* Exercise goal
Transcribe the forum thread below word for word, beginning at "Jeeze. I was" and stopping after "real easy to.".
Reading text START
Does anyone else find it awful funny that preppy and mandy disappear and reappear within hours of each other? And only when someone else has started something?

 

newbaby2009 - August 29

AddysMummy- Howd your appt. go? You off bedrest?

 

amanda17 - August 29

Mandy, I appreciate you not jumping down my throat and actually approaching the situation in a polite manner. I don't have friends by choice. I'm a pretty emotionally independent person. I'm a teenager, so naturally my age group is interested in drinking or partying... Which are things I've never really enjoyed. Instead of changing my ways I just accepted we have different lifestyles and moved on. I'm happy, the happiest I've ever been. I don't feel like I need a lot of the things most people do to be happy. There are c___ppy people out there who do c___ppy things.. But as long as I have my health, a happy daughter and a wonderful guy in my life... I really don't see any reason to be upset.

 

lunamoo - August 29

Amanda, do YOURSELF a favor and give the W W W a break. Now you are saying--after being raped 3 times,,,That you are the happiest you have been in your life!?!?!?!? YIKES!!!

 

amanda17 - August 29

Blarg. People are so silly these days.

 

AddysMummy - August 29

Technically yep, off bed rest. But I'm underweight ( metabolism problem ) and my blood sugars are low. Anemic still but the iron levels are getting higher ( my husband force feeds me good food lol, says no this no that you can't have this you can't have that.. which I don't mind, he's making up from when he wasn't here I guess!) So I need to gain a POUND a WEEK! Or more! 1-2 lbs!! It's nuts but oh well lol. I am measuring normal though.

 

AddysMummy - August 29

Where does it say Amanda can't be on here? Can't post as much as she does? Etc? Let her be, jesus.

 

newbaby2009 - August 30

Well thats good you're off bedrest. The average weight gain expected is about 1 lb a week when you start the 2nd trimeater. Im still not back up to my starting weight b/c i lost so much being sick. But if gestational diabetes set in like they did with Rylie ill be over what they want me to weigh. They said they only wanted me t gain 23 lbs and i was like yea ok. I crave fresh fruit and vegetables and stiil pile on the lbs :(

 

amanda17 - August 30

Tess I didn't know you had a doctor's appointment. What was it for? Just a check up?

 

amanda17 - August 30

Jeeze. I was talking to this girl who gained 85 pounds through her pregnancy, she's back to her pre-pregnancy weight at 5 months! I was like STOP MAKING ME LOOK BAD hahaha

 

AddysMummy - August 30

Aww it's alright, some people it comes real easy to.
Reading text END
Records shown START
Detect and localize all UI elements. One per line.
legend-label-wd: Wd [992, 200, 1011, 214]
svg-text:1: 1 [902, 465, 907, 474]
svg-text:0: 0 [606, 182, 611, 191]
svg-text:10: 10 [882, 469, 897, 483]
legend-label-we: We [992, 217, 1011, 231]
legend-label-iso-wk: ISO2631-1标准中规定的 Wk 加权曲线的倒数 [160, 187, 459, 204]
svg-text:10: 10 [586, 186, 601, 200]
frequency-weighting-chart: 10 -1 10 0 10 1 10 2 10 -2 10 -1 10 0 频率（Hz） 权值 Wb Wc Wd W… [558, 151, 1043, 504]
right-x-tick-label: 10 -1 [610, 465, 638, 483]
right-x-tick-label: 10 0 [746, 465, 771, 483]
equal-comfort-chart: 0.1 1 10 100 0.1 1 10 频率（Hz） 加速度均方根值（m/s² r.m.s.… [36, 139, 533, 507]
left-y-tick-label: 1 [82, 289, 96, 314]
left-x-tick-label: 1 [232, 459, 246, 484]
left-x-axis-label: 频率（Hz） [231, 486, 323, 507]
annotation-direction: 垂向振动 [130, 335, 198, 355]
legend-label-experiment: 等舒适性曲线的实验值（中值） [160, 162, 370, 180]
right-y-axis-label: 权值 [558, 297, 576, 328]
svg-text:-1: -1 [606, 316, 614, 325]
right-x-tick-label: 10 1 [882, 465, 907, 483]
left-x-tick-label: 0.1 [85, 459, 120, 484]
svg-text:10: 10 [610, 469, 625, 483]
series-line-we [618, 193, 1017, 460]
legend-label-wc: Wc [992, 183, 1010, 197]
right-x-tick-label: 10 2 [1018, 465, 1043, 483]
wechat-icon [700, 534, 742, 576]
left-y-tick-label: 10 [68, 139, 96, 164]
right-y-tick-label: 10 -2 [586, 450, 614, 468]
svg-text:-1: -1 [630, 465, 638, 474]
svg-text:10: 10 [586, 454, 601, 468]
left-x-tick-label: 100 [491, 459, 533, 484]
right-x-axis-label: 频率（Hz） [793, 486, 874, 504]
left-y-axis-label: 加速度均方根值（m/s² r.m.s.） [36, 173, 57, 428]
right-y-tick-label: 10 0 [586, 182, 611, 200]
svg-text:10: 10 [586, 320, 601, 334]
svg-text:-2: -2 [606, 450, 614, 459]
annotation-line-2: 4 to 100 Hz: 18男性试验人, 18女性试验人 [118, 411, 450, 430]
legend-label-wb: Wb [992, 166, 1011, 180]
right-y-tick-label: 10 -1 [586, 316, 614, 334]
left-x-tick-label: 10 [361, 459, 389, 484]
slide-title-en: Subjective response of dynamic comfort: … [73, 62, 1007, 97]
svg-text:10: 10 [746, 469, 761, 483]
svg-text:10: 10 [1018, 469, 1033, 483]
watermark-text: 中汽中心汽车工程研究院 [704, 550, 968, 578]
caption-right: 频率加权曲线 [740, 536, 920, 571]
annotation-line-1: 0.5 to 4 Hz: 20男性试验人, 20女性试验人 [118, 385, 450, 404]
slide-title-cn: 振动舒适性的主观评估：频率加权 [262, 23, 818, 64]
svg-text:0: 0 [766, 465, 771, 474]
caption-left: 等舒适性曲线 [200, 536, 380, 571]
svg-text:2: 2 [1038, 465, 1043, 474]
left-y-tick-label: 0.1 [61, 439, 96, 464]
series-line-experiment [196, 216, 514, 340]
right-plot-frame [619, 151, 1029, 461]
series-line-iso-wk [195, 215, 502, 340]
Records shown END
* Solution for this problem
Jeeze. I was talking to this girl who gained 85 pounds through her pregnancy, she's back to her pre-pregnancy weight at 5 months! I was like STOP MAKING ME LOOK BAD hahaha

 

AddysMummy - August 30

Aww it's alright, some people it comes real easy to.